**WHAT IS NEEDED:**
Can you transcribe every record below exactly as it appears?

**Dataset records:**
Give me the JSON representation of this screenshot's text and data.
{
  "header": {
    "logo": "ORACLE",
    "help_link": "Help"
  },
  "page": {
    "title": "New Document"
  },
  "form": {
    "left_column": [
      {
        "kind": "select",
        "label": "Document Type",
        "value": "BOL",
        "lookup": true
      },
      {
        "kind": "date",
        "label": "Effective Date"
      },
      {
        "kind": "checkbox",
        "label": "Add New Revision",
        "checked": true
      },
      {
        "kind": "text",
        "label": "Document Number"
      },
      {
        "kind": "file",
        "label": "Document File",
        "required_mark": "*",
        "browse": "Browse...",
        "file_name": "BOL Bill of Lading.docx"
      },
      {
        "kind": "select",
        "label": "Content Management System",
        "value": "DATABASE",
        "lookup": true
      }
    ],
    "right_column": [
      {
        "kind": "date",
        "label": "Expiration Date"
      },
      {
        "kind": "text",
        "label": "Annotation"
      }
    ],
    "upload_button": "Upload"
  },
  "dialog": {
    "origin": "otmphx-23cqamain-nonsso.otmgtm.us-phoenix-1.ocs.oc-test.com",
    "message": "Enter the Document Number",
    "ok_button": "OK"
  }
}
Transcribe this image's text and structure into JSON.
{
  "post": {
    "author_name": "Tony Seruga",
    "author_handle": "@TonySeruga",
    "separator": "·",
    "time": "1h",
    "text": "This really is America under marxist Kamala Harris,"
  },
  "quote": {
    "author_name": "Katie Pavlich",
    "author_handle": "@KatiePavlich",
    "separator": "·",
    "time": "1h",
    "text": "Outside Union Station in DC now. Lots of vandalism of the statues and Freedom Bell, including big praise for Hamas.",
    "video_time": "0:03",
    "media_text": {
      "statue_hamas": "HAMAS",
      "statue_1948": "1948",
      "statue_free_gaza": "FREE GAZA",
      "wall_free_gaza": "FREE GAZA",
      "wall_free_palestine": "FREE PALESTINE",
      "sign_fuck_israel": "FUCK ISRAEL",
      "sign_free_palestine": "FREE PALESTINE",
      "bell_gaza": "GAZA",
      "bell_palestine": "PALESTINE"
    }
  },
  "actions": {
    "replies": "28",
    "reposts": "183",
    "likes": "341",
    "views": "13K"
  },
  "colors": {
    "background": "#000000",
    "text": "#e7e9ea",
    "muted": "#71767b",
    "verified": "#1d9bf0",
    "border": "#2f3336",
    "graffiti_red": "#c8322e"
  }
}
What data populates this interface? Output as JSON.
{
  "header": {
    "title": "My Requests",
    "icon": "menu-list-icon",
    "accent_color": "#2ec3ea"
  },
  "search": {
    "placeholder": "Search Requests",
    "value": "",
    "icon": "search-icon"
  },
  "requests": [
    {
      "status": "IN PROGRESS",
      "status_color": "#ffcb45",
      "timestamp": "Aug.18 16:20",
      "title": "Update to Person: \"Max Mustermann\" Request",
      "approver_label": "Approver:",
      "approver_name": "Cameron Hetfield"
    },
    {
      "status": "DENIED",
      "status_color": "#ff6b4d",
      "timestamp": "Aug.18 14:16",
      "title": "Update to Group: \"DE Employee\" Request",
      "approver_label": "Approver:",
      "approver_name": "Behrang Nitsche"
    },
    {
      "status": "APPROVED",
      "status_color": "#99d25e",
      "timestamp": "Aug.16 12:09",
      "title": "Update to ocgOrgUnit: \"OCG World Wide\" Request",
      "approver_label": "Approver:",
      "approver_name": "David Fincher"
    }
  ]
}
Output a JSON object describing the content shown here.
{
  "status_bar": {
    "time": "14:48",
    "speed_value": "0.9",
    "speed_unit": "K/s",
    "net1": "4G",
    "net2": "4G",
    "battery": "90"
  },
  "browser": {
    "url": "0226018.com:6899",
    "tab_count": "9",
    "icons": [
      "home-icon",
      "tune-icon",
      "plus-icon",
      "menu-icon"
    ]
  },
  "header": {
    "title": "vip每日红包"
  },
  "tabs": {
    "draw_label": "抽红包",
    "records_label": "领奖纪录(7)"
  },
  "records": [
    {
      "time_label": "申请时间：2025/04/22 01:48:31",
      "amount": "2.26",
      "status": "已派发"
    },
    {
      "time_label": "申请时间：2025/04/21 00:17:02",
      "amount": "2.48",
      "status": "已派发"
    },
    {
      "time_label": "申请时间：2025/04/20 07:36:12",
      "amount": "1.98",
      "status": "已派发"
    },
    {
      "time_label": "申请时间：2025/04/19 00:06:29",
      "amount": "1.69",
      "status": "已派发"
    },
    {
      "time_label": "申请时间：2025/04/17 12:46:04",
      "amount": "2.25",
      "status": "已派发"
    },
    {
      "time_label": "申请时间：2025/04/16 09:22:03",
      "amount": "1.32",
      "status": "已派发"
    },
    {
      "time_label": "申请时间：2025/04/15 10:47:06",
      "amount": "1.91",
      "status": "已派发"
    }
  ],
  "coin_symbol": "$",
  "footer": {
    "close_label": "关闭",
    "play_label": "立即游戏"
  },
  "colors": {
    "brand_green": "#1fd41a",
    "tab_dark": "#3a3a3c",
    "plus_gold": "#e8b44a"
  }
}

**EXERCISE ANSWER:**
Give me the JSON representation of this screenshot's text and data.
{
  "header": {
    "logo": "ORACLE",
    "help_link": "Help"
  },
  "page": {
    "title": "New Document"
  },
  "form": {
    "left_column": [
      {
        "kind": "select",
        "label": "Document Type",
        "value": "BOL",
        "lookup": true
      },
      {
        "kind": "date",
        "label": "Effective Date"
      },
      {
        "kind": "checkbox",
        "label": "Add New Revision",
        "checked": true
      },
      {
        "kind": "text",
        "label": "Document Number"
      },
      {
        "kind": "file",
        "label": "Document File",
        "required_mark": "*",
        "browse": "Browse...",
        "file_name": "BOL Bill of Lading.docx"
      },
      {
        "kind": "select",
        "label": "Content Management System",
        "value": "DATABASE",
        "lookup": true
      }
    ],
    "right_column": [
      {
        "kind": "date",
        "label": "Expiration Date"
      },
      {
        "kind": "text",
        "label": "Annotation"
      }
    ],
    "upload_button": "Upload"
  },
  "dialog": {
    "origin": "otmphx-23cqamain-nonsso.otmgtm.us-phoenix-1.ocs.oc-test.com",
    "message": "Enter the Document Number",
    "ok_button": "OK"
  }
}
Transcribe this image's text and structure into JSON.
{
  "post": {
    "author_name": "Tony Seruga",
    "author_handle": "@TonySeruga",
    "separator": "·",
    "time": "1h",
    "text": "This really is America under marxist Kamala Harris,"
  },
  "quote": {
    "author_name": "Katie Pavlich",
    "author_handle": "@KatiePavlich",
    "separator": "·",
    "time": "1h",
    "text": "Outside Union Station in DC now. Lots of vandalism of the statues and Freedom Bell, including big praise for Hamas.",
    "video_time": "0:03",
    "media_text": {
      "statue_hamas": "HAMAS",
      "statue_1948": "1948",
      "statue_free_gaza": "FREE GAZA",
      "wall_free_gaza": "FREE GAZA",
      "wall_free_palestine": "FREE PALESTINE",
      "sign_fuck_israel": "FUCK ISRAEL",
      "sign_free_palestine": "FREE PALESTINE",
      "bell_gaza": "GAZA",
      "bell_palestine": "PALESTINE"
    }
  },
  "actions": {
    "replies": "28",
    "reposts": "183",
    "likes": "341",
    "views": "13K"
  },
  "colors": {
    "background": "#000000",
    "text": "#e7e9ea",
    "muted": "#71767b",
    "verified": "#1d9bf0",
    "border": "#2f3336",
    "graffiti_red": "#c8322e"
  }
}
What data populates this interface? Output as JSON.
{
  "header": {
    "title": "My Requests",
    "icon": "menu-list-icon",
    "accent_color": "#2ec3ea"
  },
  "search": {
    "placeholder": "Search Requests",
    "value": "",
    "icon": "search-icon"
  },
  "requests": [
    {
      "status": "IN PROGRESS",
      "status_color": "#ffcb45",
      "timestamp": "Aug.18 16:20",
      "title": "Update to Person: \"Max Mustermann\" Request",
      "approver_label": "Approver:",
      "approver_name": "Cameron Hetfield"
    },
    {
      "status": "DENIED",
      "status_color": "#ff6b4d",
      "timestamp": "Aug.18 14:16",
      "title": "Update to Group: \"DE Employee\" Request",
      "approver_label": "Approver:",
      "approver_name": "Behrang Nitsche"
    },
    {
      "status": "APPROVED",
      "status_color": "#99d25e",
      "timestamp": "Aug.16 12:09",
      "title": "Update to ocgOrgUnit: \"OCG World Wide\" Request",
      "approver_label": "Approver:",
      "approver_name": "David Fincher"
    }
  ]
}
Output a JSON object describing the content shown here.
{
  "status_bar": {
    "time": "14:48",
    "speed_value": "0.9",
    "speed_unit": "K/s",
    "net1": "4G",
    "net2": "4G",
    "battery": "90"
  },
  "browser": {
    "url": "0226018.com:6899",
    "tab_count": "9",
    "icons": [
      "home-icon",
      "tune-icon",
      "plus-icon",
      "menu-icon"
    ]
  },
  "header": {
    "title": "vip每日红包"
  },
  "tabs": {
    "draw_label": "抽红包",
    "records_label": "领奖纪录(7)"
  },
  "records": [
    {
      "time_label": "申请时间：2025/04/22 01:48:31",
      "amount": "2.26",
      "status": "已派发"
    },
    {
      "time_label": "申请时间：2025/04/21 00:17:02",
      "amount": "2.48",
      "status": "已派发"
    },
    {
      "time_label": "申请时间：2025/04/20 07:36:12",
      "amount": "1.98",
      "status": "已派发"
    },
    {
      "time_label": "申请时间：2025/04/19 00:06:29",
      "amount": "1.69",
      "status": "已派发"
    },
    {
      "time_label": "申请时间：2025/04/17 12:46:04",
      "amount": "2.25",
      "status": "已派发"
    },
    {
      "time_label": "申请时间：2025/04/16 09:22:03",
      "amount": "1.32",
      "status": "已派发"
    },
    {
      "time_label": "申请时间：2025/04/15 10:47:06",
      "amount": "1.91",
      "status": "已派发"
    }
  ],
  "coin_symbol": "$",
  "footer": {
    "close_label": "关闭",
    "play_label": "立即游戏"
  },
  "colors": {
    "brand_green": "#1fd41a",
    "tab_dark": "#3a3a3c",
    "plus_gold": "#e8b44a"
  }
}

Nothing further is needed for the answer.